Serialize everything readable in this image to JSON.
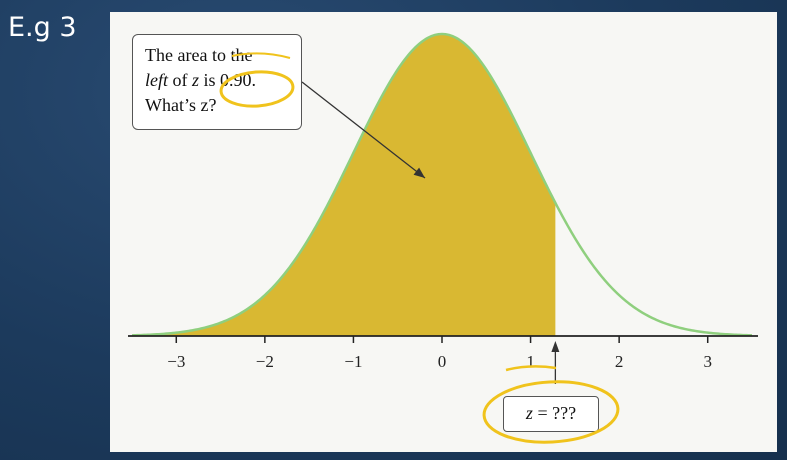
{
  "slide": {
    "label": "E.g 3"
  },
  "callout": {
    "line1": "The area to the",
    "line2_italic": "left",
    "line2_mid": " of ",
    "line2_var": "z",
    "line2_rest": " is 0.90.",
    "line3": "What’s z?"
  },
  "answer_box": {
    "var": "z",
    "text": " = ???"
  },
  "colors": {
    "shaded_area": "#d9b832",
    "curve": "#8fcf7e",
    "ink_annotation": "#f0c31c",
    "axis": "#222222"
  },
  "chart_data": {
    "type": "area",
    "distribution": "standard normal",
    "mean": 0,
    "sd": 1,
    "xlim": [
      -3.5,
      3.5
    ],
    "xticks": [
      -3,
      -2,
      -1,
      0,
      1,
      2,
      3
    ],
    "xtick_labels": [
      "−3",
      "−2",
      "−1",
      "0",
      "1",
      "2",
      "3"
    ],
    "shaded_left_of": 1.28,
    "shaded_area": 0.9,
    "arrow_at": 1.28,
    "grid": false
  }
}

------------------------------

Extract all the entries word for word; omit any pictures.

### ANSWER FOR THE TASK
Serialize everything readable in this image to JSON.
{
  "slide": {
    "label": "E.g 3"
  },
  "callout": {
    "line1": "The area to the",
    "line2_italic": "left",
    "line2_mid": " of ",
    "line2_var": "z",
    "line2_rest": " is 0.90.",
    "line3": "What’s z?"
  },
  "answer_box": {
    "var": "z",
    "text": " = ???"
  },
  "colors": {
    "shaded_area": "#d9b832",
    "curve": "#8fcf7e",
    "ink_annotation": "#f0c31c",
    "axis": "#222222"
  },
  "chart_data": {
    "type": "area",
    "distribution": "standard normal",
    "mean": 0,
    "sd": 1,
    "xlim": [
      -3.5,
      3.5
    ],
    "xticks": [
      -3,
      -2,
      -1,
      0,
      1,
      2,
      3
    ],
    "xtick_labels": [
      "−3",
      "−2",
      "−1",
      "0",
      "1",
      "2",
      "3"
    ],
    "shaded_left_of": 1.28,
    "shaded_area": 0.9,
    "arrow_at": 1.28,
    "grid": false
  }
}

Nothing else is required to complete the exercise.